● Direction: Reproduce every item below word for word, but omit the pictures.

● Records to use:
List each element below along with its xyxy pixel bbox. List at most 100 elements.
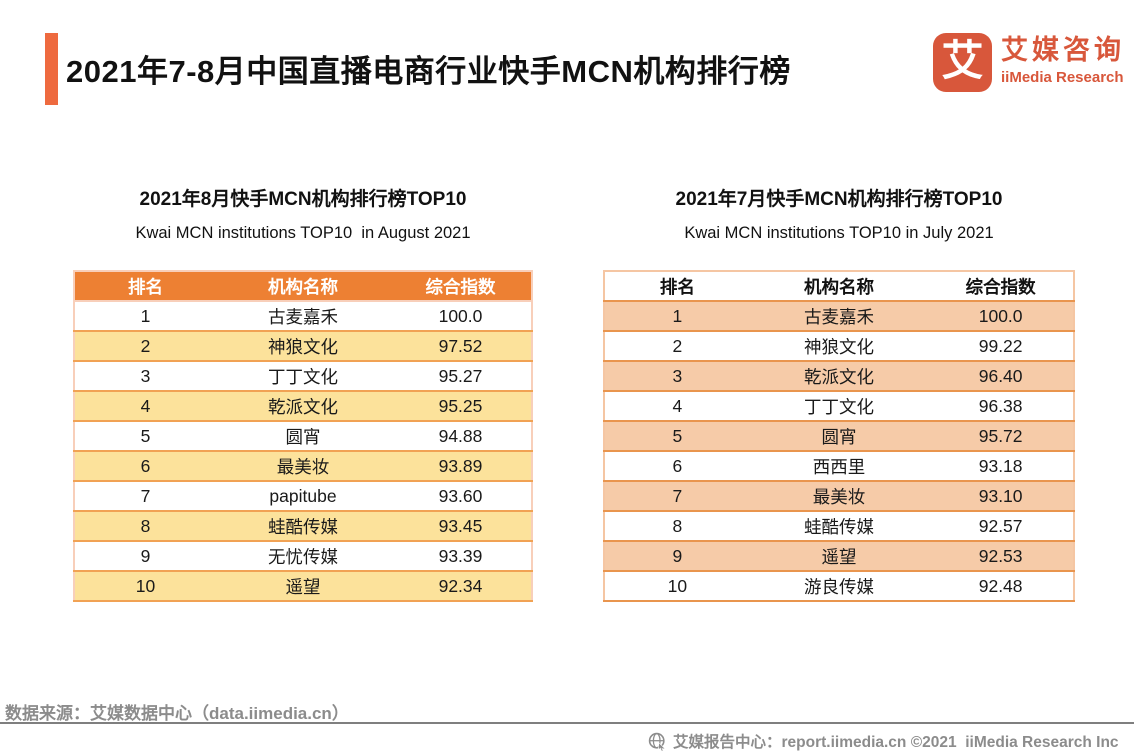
column-header-rank: 排名 bbox=[74, 271, 216, 302]
rank-cell: 4 bbox=[672, 395, 683, 416]
july-table-title-en: Kwai MCN institutions TOP10 in July 2021 bbox=[684, 224, 994, 242]
index-cell: 94.88 bbox=[438, 425, 483, 446]
institution-cell: 无忧传媒 bbox=[267, 546, 338, 567]
table-row: 3 丁丁文化 95.27 bbox=[74, 361, 532, 391]
table-row: 7 papitube 93.60 bbox=[74, 481, 532, 511]
report-center-text: 艾媒报告中心：report.iimedia.cn ©2021 iiMedia R… bbox=[673, 734, 1119, 751]
index-cell: 92.53 bbox=[978, 545, 1023, 566]
institution-cell: 乾派文化 bbox=[803, 366, 874, 387]
july-table-head: 排名 机构名称 综合指数 bbox=[604, 271, 1074, 302]
table-row: 10 游良传媒 92.48 bbox=[604, 571, 1074, 601]
iimedia-logo-icon: 艾 bbox=[933, 33, 992, 92]
rank-cell: 9 bbox=[140, 545, 151, 566]
institution-cell: 丁丁文化 bbox=[267, 366, 338, 387]
august-table-title-en: Kwai MCN institutions TOP10 in August 20… bbox=[135, 224, 471, 242]
report-center-note: 艾媒报告中心：report.iimedia.cn ©2021 iiMedia R… bbox=[648, 730, 1119, 752]
july-table-body: 1 古麦嘉禾 100.0 2 神狼文化 99.22 3 乾派文化 96.40 4… bbox=[604, 301, 1074, 601]
table-row: 4 乾派文化 95.25 bbox=[74, 391, 532, 421]
july-section-header: 2021年7月快手MCN机构排行榜TOP10 Kwai MCN institut… bbox=[603, 184, 1075, 243]
table-row: 2 神狼文化 97.52 bbox=[74, 331, 532, 361]
institution-cell: 古麦嘉禾 bbox=[803, 306, 874, 327]
index-cell: 96.40 bbox=[978, 365, 1023, 386]
rank-cell: 6 bbox=[672, 455, 683, 476]
table-row: 2 神狼文化 99.22 bbox=[604, 331, 1074, 361]
table-row: 10 遥望 92.34 bbox=[74, 571, 532, 601]
august-section-header: 2021年8月快手MCN机构排行榜TOP10 Kwai MCN institut… bbox=[73, 184, 533, 243]
institution-cell: 蛙酷传媒 bbox=[267, 516, 338, 537]
rank-cell: 6 bbox=[140, 455, 151, 476]
table-row: 8 蛙酷传媒 92.57 bbox=[604, 511, 1074, 541]
institution-cell: 圆宵 bbox=[821, 426, 857, 447]
rank-cell: 5 bbox=[140, 425, 151, 446]
august-table-body: 1 古麦嘉禾 100.0 2 神狼文化 97.52 3 丁丁文化 95.27 4… bbox=[74, 301, 532, 601]
rank-cell: 1 bbox=[672, 305, 683, 326]
brand-name-en: iiMedia Research bbox=[1001, 68, 1124, 86]
table-row: 9 遥望 92.53 bbox=[604, 541, 1074, 571]
footer-divider bbox=[0, 722, 1134, 724]
table-row: 6 西西里 93.18 bbox=[604, 451, 1074, 481]
index-cell: 93.18 bbox=[978, 455, 1023, 476]
institution-cell: 最美妆 bbox=[812, 486, 866, 507]
index-cell: 95.27 bbox=[438, 365, 483, 386]
index-cell: 93.60 bbox=[438, 485, 483, 506]
rank-cell: 9 bbox=[672, 545, 683, 566]
title-accent-bar bbox=[45, 33, 58, 105]
data-source-note: 数据来源：艾媒数据中心（data.iimedia.cn） bbox=[5, 704, 349, 723]
index-cell: 92.48 bbox=[978, 575, 1023, 596]
rank-cell: 4 bbox=[140, 395, 151, 416]
index-cell: 93.89 bbox=[438, 455, 483, 476]
august-table-title-zh: 2021年8月快手MCN机构排行榜TOP10 bbox=[139, 189, 467, 210]
table-row: 9 无忧传媒 93.39 bbox=[74, 541, 532, 571]
index-cell: 93.10 bbox=[978, 485, 1023, 506]
institution-cell: 乾派文化 bbox=[267, 396, 338, 417]
index-cell: 95.72 bbox=[978, 425, 1023, 446]
august-table: 排名 机构名称 综合指数 1 古麦嘉禾 100.0 2 神狼文化 97.52 3… bbox=[73, 270, 533, 602]
rank-cell: 5 bbox=[672, 425, 683, 446]
table-row: 1 古麦嘉禾 100.0 bbox=[604, 301, 1074, 331]
index-cell: 96.38 bbox=[978, 395, 1023, 416]
iimedia-logo-text: 艾媒咨询 iiMedia Research bbox=[1001, 33, 1125, 86]
column-header-index: 综合指数 bbox=[928, 271, 1074, 302]
index-cell: 92.34 bbox=[438, 575, 483, 596]
rank-cell: 2 bbox=[672, 335, 683, 356]
institution-cell: 西西里 bbox=[812, 456, 866, 477]
table-row: 7 最美妆 93.10 bbox=[604, 481, 1074, 511]
institution-cell: 神狼文化 bbox=[803, 336, 874, 357]
column-header-rank: 排名 bbox=[604, 271, 750, 302]
institution-cell: 古麦嘉禾 bbox=[267, 306, 338, 327]
table-row: 5 圆宵 94.88 bbox=[74, 421, 532, 451]
institution-cell: 遥望 bbox=[821, 546, 857, 567]
index-cell: 100.0 bbox=[978, 305, 1023, 326]
index-cell: 97.52 bbox=[438, 335, 483, 356]
index-cell: 99.22 bbox=[978, 335, 1023, 356]
iimedia-logo: 艾 艾媒咨询 iiMedia Research bbox=[933, 33, 1125, 92]
brand-name-zh: 艾媒咨询 bbox=[1001, 35, 1125, 65]
index-cell: 95.25 bbox=[438, 395, 483, 416]
globe-cursor-icon bbox=[648, 732, 667, 751]
institution-cell: 圆宵 bbox=[285, 426, 321, 447]
july-table-title-zh: 2021年7月快手MCN机构排行榜TOP10 bbox=[675, 189, 1003, 210]
index-cell: 93.39 bbox=[438, 545, 483, 566]
table-row: 3 乾派文化 96.40 bbox=[604, 361, 1074, 391]
rank-cell: 10 bbox=[135, 575, 156, 596]
page-title: 2021年7-8月中国直播电商行业快手MCN机构排行榜 bbox=[66, 54, 791, 89]
institution-cell: 遥望 bbox=[285, 576, 321, 597]
institution-cell: 最美妆 bbox=[276, 456, 330, 477]
table-row: 1 古麦嘉禾 100.0 bbox=[74, 301, 532, 331]
rank-cell: 3 bbox=[140, 365, 151, 386]
institution-cell: 游良传媒 bbox=[803, 576, 874, 597]
institution-cell: 神狼文化 bbox=[267, 336, 338, 357]
index-cell: 93.45 bbox=[438, 515, 483, 536]
july-table: 排名 机构名称 综合指数 1 古麦嘉禾 100.0 2 神狼文化 99.22 3… bbox=[603, 270, 1075, 602]
rank-cell: 8 bbox=[672, 515, 683, 536]
table-row: 8 蛙酷传媒 93.45 bbox=[74, 511, 532, 541]
rank-cell: 2 bbox=[140, 335, 151, 356]
rank-cell: 10 bbox=[667, 575, 688, 596]
rank-cell: 7 bbox=[140, 485, 151, 506]
index-cell: 100.0 bbox=[438, 305, 483, 326]
column-header-institution: 机构名称 bbox=[749, 271, 929, 302]
column-header-index: 综合指数 bbox=[390, 271, 532, 302]
index-cell: 92.57 bbox=[978, 515, 1023, 536]
august-table-head: 排名 机构名称 综合指数 bbox=[74, 271, 532, 302]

● Result for this exercise:
List each element below along with its xyxy pixel bbox. List at most 100 elements.
column-header-rank: 排名 bbox=[74, 271, 216, 302]
rank-cell: 4 bbox=[672, 395, 683, 416]
july-table-title-en: Kwai MCN institutions TOP10 in July 2021 bbox=[684, 224, 994, 242]
index-cell: 94.88 bbox=[438, 425, 483, 446]
institution-cell: 无忧传媒 bbox=[267, 546, 338, 567]
table-row: 3 丁丁文化 95.27 bbox=[74, 361, 532, 391]
table-row: 7 papitube 93.60 bbox=[74, 481, 532, 511]
report-center-text: 艾媒报告中心：report.iimedia.cn ©2021 iiMedia R… bbox=[673, 734, 1119, 751]
index-cell: 92.53 bbox=[978, 545, 1023, 566]
institution-cell: 乾派文化 bbox=[803, 366, 874, 387]
july-table-head: 排名 机构名称 综合指数 bbox=[604, 271, 1074, 302]
table-row: 10 游良传媒 92.48 bbox=[604, 571, 1074, 601]
iimedia-logo-icon: 艾 bbox=[933, 33, 992, 92]
rank-cell: 9 bbox=[140, 545, 151, 566]
institution-cell: 丁丁文化 bbox=[267, 366, 338, 387]
august-table-title-en: Kwai MCN institutions TOP10 in August 20… bbox=[135, 224, 471, 242]
report-center-note: 艾媒报告中心：report.iimedia.cn ©2021 iiMedia R… bbox=[648, 730, 1119, 752]
july-table-body: 1 古麦嘉禾 100.0 2 神狼文化 99.22 3 乾派文化 96.40 4… bbox=[604, 301, 1074, 601]
table-row: 4 乾派文化 95.25 bbox=[74, 391, 532, 421]
july-section-header: 2021年7月快手MCN机构排行榜TOP10 Kwai MCN institut… bbox=[603, 184, 1075, 243]
table-row: 2 神狼文化 97.52 bbox=[74, 331, 532, 361]
institution-cell: 古麦嘉禾 bbox=[803, 306, 874, 327]
index-cell: 96.40 bbox=[978, 365, 1023, 386]
rank-cell: 6 bbox=[672, 455, 683, 476]
table-row: 2 神狼文化 99.22 bbox=[604, 331, 1074, 361]
table-row: 10 遥望 92.34 bbox=[74, 571, 532, 601]
august-section-header: 2021年8月快手MCN机构排行榜TOP10 Kwai MCN institut… bbox=[73, 184, 533, 243]
institution-cell: 蛙酷传媒 bbox=[267, 516, 338, 537]
rank-cell: 6 bbox=[140, 455, 151, 476]
table-row: 8 蛙酷传媒 92.57 bbox=[604, 511, 1074, 541]
institution-cell: 圆宵 bbox=[821, 426, 857, 447]
rank-cell: 5 bbox=[140, 425, 151, 446]
august-table-body: 1 古麦嘉禾 100.0 2 神狼文化 97.52 3 丁丁文化 95.27 4… bbox=[74, 301, 532, 601]
rank-cell: 1 bbox=[672, 305, 683, 326]
brand-name-en: iiMedia Research bbox=[1001, 68, 1124, 86]
table-row: 9 遥望 92.53 bbox=[604, 541, 1074, 571]
footer-divider bbox=[0, 722, 1134, 724]
table-row: 6 西西里 93.18 bbox=[604, 451, 1074, 481]
index-cell: 93.18 bbox=[978, 455, 1023, 476]
institution-cell: 最美妆 bbox=[812, 486, 866, 507]
index-cell: 95.27 bbox=[438, 365, 483, 386]
index-cell: 93.60 bbox=[438, 485, 483, 506]
rank-cell: 9 bbox=[672, 545, 683, 566]
title-accent-bar bbox=[45, 33, 58, 105]
data-source-note: 数据来源：艾媒数据中心（data.iimedia.cn） bbox=[5, 704, 349, 723]
index-cell: 92.48 bbox=[978, 575, 1023, 596]
rank-cell: 4 bbox=[140, 395, 151, 416]
index-cell: 93.89 bbox=[438, 455, 483, 476]
august-table-title-zh: 2021年8月快手MCN机构排行榜TOP10 bbox=[139, 189, 467, 210]
table-row: 9 无忧传媒 93.39 bbox=[74, 541, 532, 571]
index-cell: 93.10 bbox=[978, 485, 1023, 506]
institution-cell: 乾派文化 bbox=[267, 396, 338, 417]
index-cell: 95.72 bbox=[978, 425, 1023, 446]
august-table: 排名 机构名称 综合指数 1 古麦嘉禾 100.0 2 神狼文化 97.52 3… bbox=[73, 270, 533, 602]
rank-cell: 5 bbox=[672, 425, 683, 446]
table-row: 1 古麦嘉禾 100.0 bbox=[604, 301, 1074, 331]
index-cell: 96.38 bbox=[978, 395, 1023, 416]
iimedia-logo-text: 艾媒咨询 iiMedia Research bbox=[1001, 33, 1125, 86]
column-header-index: 综合指数 bbox=[928, 271, 1074, 302]
index-cell: 92.34 bbox=[438, 575, 483, 596]
rank-cell: 2 bbox=[672, 335, 683, 356]
institution-cell: 西西里 bbox=[812, 456, 866, 477]
table-row: 7 最美妆 93.10 bbox=[604, 481, 1074, 511]
institution-cell: 神狼文化 bbox=[803, 336, 874, 357]
column-header-rank: 排名 bbox=[604, 271, 750, 302]
institution-cell: 古麦嘉禾 bbox=[267, 306, 338, 327]
table-row: 5 圆宵 94.88 bbox=[74, 421, 532, 451]
institution-cell: 遥望 bbox=[821, 546, 857, 567]
index-cell: 100.0 bbox=[978, 305, 1023, 326]
index-cell: 97.52 bbox=[438, 335, 483, 356]
index-cell: 99.22 bbox=[978, 335, 1023, 356]
iimedia-logo: 艾 艾媒咨询 iiMedia Research bbox=[933, 33, 1125, 92]
brand-name-zh: 艾媒咨询 bbox=[1001, 35, 1125, 65]
index-cell: 95.25 bbox=[438, 395, 483, 416]
globe-cursor-icon bbox=[648, 732, 667, 751]
institution-cell: 圆宵 bbox=[285, 426, 321, 447]
july-table-title-zh: 2021年7月快手MCN机构排行榜TOP10 bbox=[675, 189, 1003, 210]
index-cell: 93.39 bbox=[438, 545, 483, 566]
table-row: 3 乾派文化 96.40 bbox=[604, 361, 1074, 391]
rank-cell: 10 bbox=[135, 575, 156, 596]
page-title: 2021年7-8月中国直播电商行业快手MCN机构排行榜 bbox=[66, 54, 791, 89]
institution-cell: 遥望 bbox=[285, 576, 321, 597]
institution-cell: 最美妆 bbox=[276, 456, 330, 477]
table-row: 1 古麦嘉禾 100.0 bbox=[74, 301, 532, 331]
rank-cell: 3 bbox=[140, 365, 151, 386]
institution-cell: 游良传媒 bbox=[803, 576, 874, 597]
institution-cell: 神狼文化 bbox=[267, 336, 338, 357]
index-cell: 93.45 bbox=[438, 515, 483, 536]
july-table: 排名 机构名称 综合指数 1 古麦嘉禾 100.0 2 神狼文化 99.22 3… bbox=[603, 270, 1075, 602]
rank-cell: 8 bbox=[672, 515, 683, 536]
table-row: 8 蛙酷传媒 93.45 bbox=[74, 511, 532, 541]
rank-cell: 2 bbox=[140, 335, 151, 356]
rank-cell: 10 bbox=[667, 575, 688, 596]
rank-cell: 7 bbox=[140, 485, 151, 506]
index-cell: 100.0 bbox=[438, 305, 483, 326]
column-header-institution: 机构名称 bbox=[749, 271, 929, 302]
column-header-index: 综合指数 bbox=[390, 271, 532, 302]
index-cell: 92.57 bbox=[978, 515, 1023, 536]
august-table-head: 排名 机构名称 综合指数 bbox=[74, 271, 532, 302]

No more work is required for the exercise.